[Source data Boundary: Start]
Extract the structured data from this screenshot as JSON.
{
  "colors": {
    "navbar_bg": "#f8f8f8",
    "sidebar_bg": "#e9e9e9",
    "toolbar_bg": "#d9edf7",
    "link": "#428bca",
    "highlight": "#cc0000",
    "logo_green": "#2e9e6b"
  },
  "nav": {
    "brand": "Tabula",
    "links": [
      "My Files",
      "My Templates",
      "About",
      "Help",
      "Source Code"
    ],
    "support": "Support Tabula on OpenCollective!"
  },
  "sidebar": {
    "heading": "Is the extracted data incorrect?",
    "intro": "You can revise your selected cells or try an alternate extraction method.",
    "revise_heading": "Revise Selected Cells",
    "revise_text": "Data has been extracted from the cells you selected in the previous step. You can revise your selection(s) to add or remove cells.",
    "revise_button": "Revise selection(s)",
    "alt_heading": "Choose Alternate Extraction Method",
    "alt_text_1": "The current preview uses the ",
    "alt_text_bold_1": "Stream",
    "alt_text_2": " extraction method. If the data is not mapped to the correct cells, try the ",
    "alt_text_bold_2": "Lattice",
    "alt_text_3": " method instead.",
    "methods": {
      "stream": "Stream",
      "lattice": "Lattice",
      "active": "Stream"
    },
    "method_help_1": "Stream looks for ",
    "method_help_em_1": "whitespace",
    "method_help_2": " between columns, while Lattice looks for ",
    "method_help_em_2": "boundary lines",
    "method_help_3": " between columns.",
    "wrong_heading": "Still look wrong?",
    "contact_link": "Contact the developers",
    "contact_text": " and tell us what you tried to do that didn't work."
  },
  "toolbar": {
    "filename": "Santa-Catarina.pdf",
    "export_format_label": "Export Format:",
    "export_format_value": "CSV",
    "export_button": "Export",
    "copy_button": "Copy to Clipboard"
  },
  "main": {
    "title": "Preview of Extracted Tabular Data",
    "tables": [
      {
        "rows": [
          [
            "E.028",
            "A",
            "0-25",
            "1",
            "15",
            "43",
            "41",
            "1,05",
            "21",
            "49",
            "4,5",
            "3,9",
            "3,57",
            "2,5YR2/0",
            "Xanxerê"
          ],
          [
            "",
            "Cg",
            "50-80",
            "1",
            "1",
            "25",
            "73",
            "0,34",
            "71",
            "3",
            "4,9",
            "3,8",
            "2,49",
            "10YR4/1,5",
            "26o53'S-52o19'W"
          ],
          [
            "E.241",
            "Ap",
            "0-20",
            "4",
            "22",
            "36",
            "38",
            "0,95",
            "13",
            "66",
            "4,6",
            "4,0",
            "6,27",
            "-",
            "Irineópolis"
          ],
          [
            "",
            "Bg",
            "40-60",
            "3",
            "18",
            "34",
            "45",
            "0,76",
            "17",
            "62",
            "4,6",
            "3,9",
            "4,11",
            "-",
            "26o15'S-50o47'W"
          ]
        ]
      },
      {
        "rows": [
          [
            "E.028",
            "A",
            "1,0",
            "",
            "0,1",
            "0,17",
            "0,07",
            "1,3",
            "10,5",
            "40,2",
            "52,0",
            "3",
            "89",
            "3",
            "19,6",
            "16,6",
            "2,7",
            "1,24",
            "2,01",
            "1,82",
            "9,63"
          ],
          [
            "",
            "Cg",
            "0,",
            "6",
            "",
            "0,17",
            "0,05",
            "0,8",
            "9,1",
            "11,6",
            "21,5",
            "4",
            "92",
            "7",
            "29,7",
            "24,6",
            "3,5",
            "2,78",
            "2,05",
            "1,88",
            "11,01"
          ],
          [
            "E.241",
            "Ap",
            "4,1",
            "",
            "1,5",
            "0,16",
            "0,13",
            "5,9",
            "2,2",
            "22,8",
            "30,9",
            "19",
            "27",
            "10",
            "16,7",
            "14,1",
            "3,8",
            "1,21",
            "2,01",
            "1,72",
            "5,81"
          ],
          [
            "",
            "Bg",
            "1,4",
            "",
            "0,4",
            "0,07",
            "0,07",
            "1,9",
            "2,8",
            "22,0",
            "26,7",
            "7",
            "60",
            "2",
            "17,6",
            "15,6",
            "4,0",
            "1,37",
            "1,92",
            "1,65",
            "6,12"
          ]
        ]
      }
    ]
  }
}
[Source data Boundary: End]
> [What you have to do]: Each of the entries above needs to be given again exactly.

> [Reply]:
Extract the structured data from this screenshot as JSON.
{
  "colors": {
    "navbar_bg": "#f8f8f8",
    "sidebar_bg": "#e9e9e9",
    "toolbar_bg": "#d9edf7",
    "link": "#428bca",
    "highlight": "#cc0000",
    "logo_green": "#2e9e6b"
  },
  "nav": {
    "brand": "Tabula",
    "links": [
      "My Files",
      "My Templates",
      "About",
      "Help",
      "Source Code"
    ],
    "support": "Support Tabula on OpenCollective!"
  },
  "sidebar": {
    "heading": "Is the extracted data incorrect?",
    "intro": "You can revise your selected cells or try an alternate extraction method.",
    "revise_heading": "Revise Selected Cells",
    "revise_text": "Data has been extracted from the cells you selected in the previous step. You can revise your selection(s) to add or remove cells.",
    "revise_button": "Revise selection(s)",
    "alt_heading": "Choose Alternate Extraction Method",
    "alt_text_1": "The current preview uses the ",
    "alt_text_bold_1": "Stream",
    "alt_text_2": " extraction method. If the data is not mapped to the correct cells, try the ",
    "alt_text_bold_2": "Lattice",
    "alt_text_3": " method instead.",
    "methods": {
      "stream": "Stream",
      "lattice": "Lattice",
      "active": "Stream"
    },
    "method_help_1": "Stream looks for ",
    "method_help_em_1": "whitespace",
    "method_help_2": " between columns, while Lattice looks for ",
    "method_help_em_2": "boundary lines",
    "method_help_3": " between columns.",
    "wrong_heading": "Still look wrong?",
    "contact_link": "Contact the developers",
    "contact_text": " and tell us what you tried to do that didn't work."
  },
  "toolbar": {
    "filename": "Santa-Catarina.pdf",
    "export_format_label": "Export Format:",
    "export_format_value": "CSV",
    "export_button": "Export",
    "copy_button": "Copy to Clipboard"
  },
  "main": {
    "title": "Preview of Extracted Tabular Data",
    "tables": [
      {
        "rows": [
          [
            "E.028",
            "A",
            "0-25",
            "1",
            "15",
            "43",
            "41",
            "1,05",
            "21",
            "49",
            "4,5",
            "3,9",
            "3,57",
            "2,5YR2/0",
            "Xanxerê"
          ],
          [
            "",
            "Cg",
            "50-80",
            "1",
            "1",
            "25",
            "73",
            "0,34",
            "71",
            "3",
            "4,9",
            "3,8",
            "2,49",
            "10YR4/1,5",
            "26o53'S-52o19'W"
          ],
          [
            "E.241",
            "Ap",
            "0-20",
            "4",
            "22",
            "36",
            "38",
            "0,95",
            "13",
            "66",
            "4,6",
            "4,0",
            "6,27",
            "-",
            "Irineópolis"
          ],
          [
            "",
            "Bg",
            "40-60",
            "3",
            "18",
            "34",
            "45",
            "0,76",
            "17",
            "62",
            "4,6",
            "3,9",
            "4,11",
            "-",
            "26o15'S-50o47'W"
          ]
        ]
      },
      {
        "rows": [
          [
            "E.028",
            "A",
            "1,0",
            "",
            "0,1",
            "0,17",
            "0,07",
            "1,3",
            "10,5",
            "40,2",
            "52,0",
            "3",
            "89",
            "3",
            "19,6",
            "16,6",
            "2,7",
            "1,24",
            "2,01",
            "1,82",
            "9,63"
          ],
          [
            "",
            "Cg",
            "0,",
            "6",
            "",
            "0,17",
            "0,05",
            "0,8",
            "9,1",
            "11,6",
            "21,5",
            "4",
            "92",
            "7",
            "29,7",
            "24,6",
            "3,5",
            "2,78",
            "2,05",
            "1,88",
            "11,01"
          ],
          [
            "E.241",
            "Ap",
            "4,1",
            "",
            "1,5",
            "0,16",
            "0,13",
            "5,9",
            "2,2",
            "22,8",
            "30,9",
            "19",
            "27",
            "10",
            "16,7",
            "14,1",
            "3,8",
            "1,21",
            "2,01",
            "1,72",
            "5,81"
          ],
          [
            "",
            "Bg",
            "1,4",
            "",
            "0,4",
            "0,07",
            "0,07",
            "1,9",
            "2,8",
            "22,0",
            "26,7",
            "7",
            "60",
            "2",
            "17,6",
            "15,6",
            "4,0",
            "1,37",
            "1,92",
            "1,65",
            "6,12"
          ]
        ]
      }
    ]
  }
}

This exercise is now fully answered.